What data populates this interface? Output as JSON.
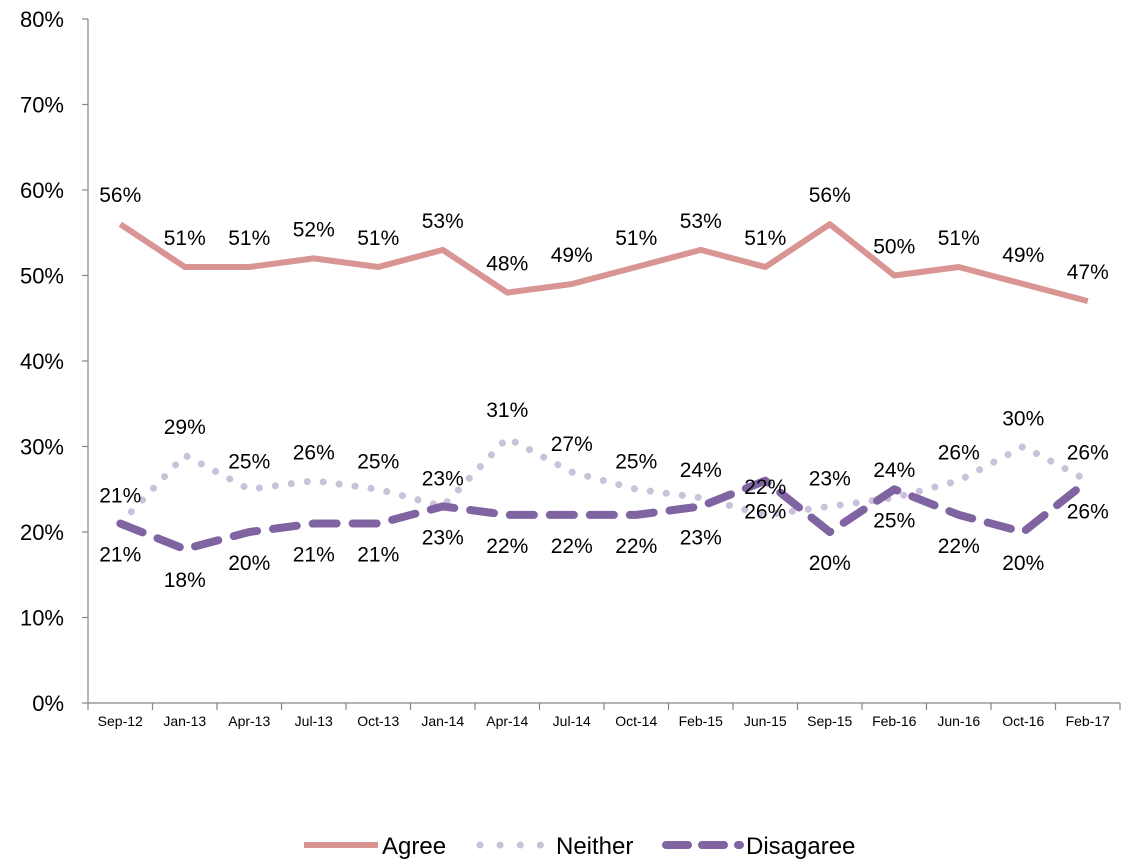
{
  "chart_data": {
    "type": "line",
    "categories": [
      "Sep-12",
      "Jan-13",
      "Apr-13",
      "Jul-13",
      "Oct-13",
      "Jan-14",
      "Apr-14",
      "Jul-14",
      "Oct-14",
      "Feb-15",
      "Jun-15",
      "Sep-15",
      "Feb-16",
      "Jun-16",
      "Oct-16",
      "Feb-17"
    ],
    "series": [
      {
        "name": "Agree",
        "color": "#d99594",
        "style": "solid",
        "values": [
          56,
          51,
          51,
          52,
          51,
          53,
          48,
          49,
          51,
          53,
          51,
          56,
          50,
          51,
          49,
          47
        ],
        "labels": [
          "56%",
          "51%",
          "51%",
          "52%",
          "51%",
          "53%",
          "48%",
          "49%",
          "51%",
          "53%",
          "51%",
          "56%",
          "50%",
          "51%",
          "49%",
          "47%"
        ]
      },
      {
        "name": "Neither",
        "color": "#ccc1da",
        "style": "dotted",
        "values": [
          21,
          29,
          25,
          26,
          25,
          23,
          31,
          27,
          25,
          24,
          22,
          23,
          24,
          26,
          30,
          26
        ],
        "labels": [
          "21%",
          "29%",
          "25%",
          "26%",
          "25%",
          "23%",
          "31%",
          "27%",
          "25%",
          "24%",
          "22%",
          "23%",
          "24%",
          "26%",
          "30%",
          "26%"
        ]
      },
      {
        "name": "Disagaree",
        "color": "#8064a2",
        "style": "dashed",
        "values": [
          21,
          18,
          20,
          21,
          21,
          23,
          22,
          22,
          22,
          23,
          26,
          20,
          25,
          22,
          20,
          26
        ],
        "labels": [
          "21%",
          "18%",
          "20%",
          "21%",
          "21%",
          "23%",
          "22%",
          "22%",
          "22%",
          "23%",
          "26%",
          "20%",
          "25%",
          "22%",
          "20%",
          "26%"
        ]
      }
    ],
    "ylim": [
      0,
      80
    ],
    "yticks": [
      "0%",
      "10%",
      "20%",
      "30%",
      "40%",
      "50%",
      "60%",
      "70%",
      "80%"
    ],
    "grid": false,
    "legend_position": "bottom"
  }
}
::::::::::
◆ **Task objective**:
Write out the full set of lines verbatim, without the pictures.

◆ **Output of the exercise**:
What data populates this interface? Output as JSON.
{
  "chart_data": {
    "type": "line",
    "categories": [
      "Sep-12",
      "Jan-13",
      "Apr-13",
      "Jul-13",
      "Oct-13",
      "Jan-14",
      "Apr-14",
      "Jul-14",
      "Oct-14",
      "Feb-15",
      "Jun-15",
      "Sep-15",
      "Feb-16",
      "Jun-16",
      "Oct-16",
      "Feb-17"
    ],
    "series": [
      {
        "name": "Agree",
        "color": "#d99594",
        "style": "solid",
        "values": [
          56,
          51,
          51,
          52,
          51,
          53,
          48,
          49,
          51,
          53,
          51,
          56,
          50,
          51,
          49,
          47
        ],
        "labels": [
          "56%",
          "51%",
          "51%",
          "52%",
          "51%",
          "53%",
          "48%",
          "49%",
          "51%",
          "53%",
          "51%",
          "56%",
          "50%",
          "51%",
          "49%",
          "47%"
        ]
      },
      {
        "name": "Neither",
        "color": "#ccc1da",
        "style": "dotted",
        "values": [
          21,
          29,
          25,
          26,
          25,
          23,
          31,
          27,
          25,
          24,
          22,
          23,
          24,
          26,
          30,
          26
        ],
        "labels": [
          "21%",
          "29%",
          "25%",
          "26%",
          "25%",
          "23%",
          "31%",
          "27%",
          "25%",
          "24%",
          "22%",
          "23%",
          "24%",
          "26%",
          "30%",
          "26%"
        ]
      },
      {
        "name": "Disagaree",
        "color": "#8064a2",
        "style": "dashed",
        "values": [
          21,
          18,
          20,
          21,
          21,
          23,
          22,
          22,
          22,
          23,
          26,
          20,
          25,
          22,
          20,
          26
        ],
        "labels": [
          "21%",
          "18%",
          "20%",
          "21%",
          "21%",
          "23%",
          "22%",
          "22%",
          "22%",
          "23%",
          "26%",
          "20%",
          "25%",
          "22%",
          "20%",
          "26%"
        ]
      }
    ],
    "ylim": [
      0,
      80
    ],
    "yticks": [
      "0%",
      "10%",
      "20%",
      "30%",
      "40%",
      "50%",
      "60%",
      "70%",
      "80%"
    ],
    "grid": false,
    "legend_position": "bottom"
  }
}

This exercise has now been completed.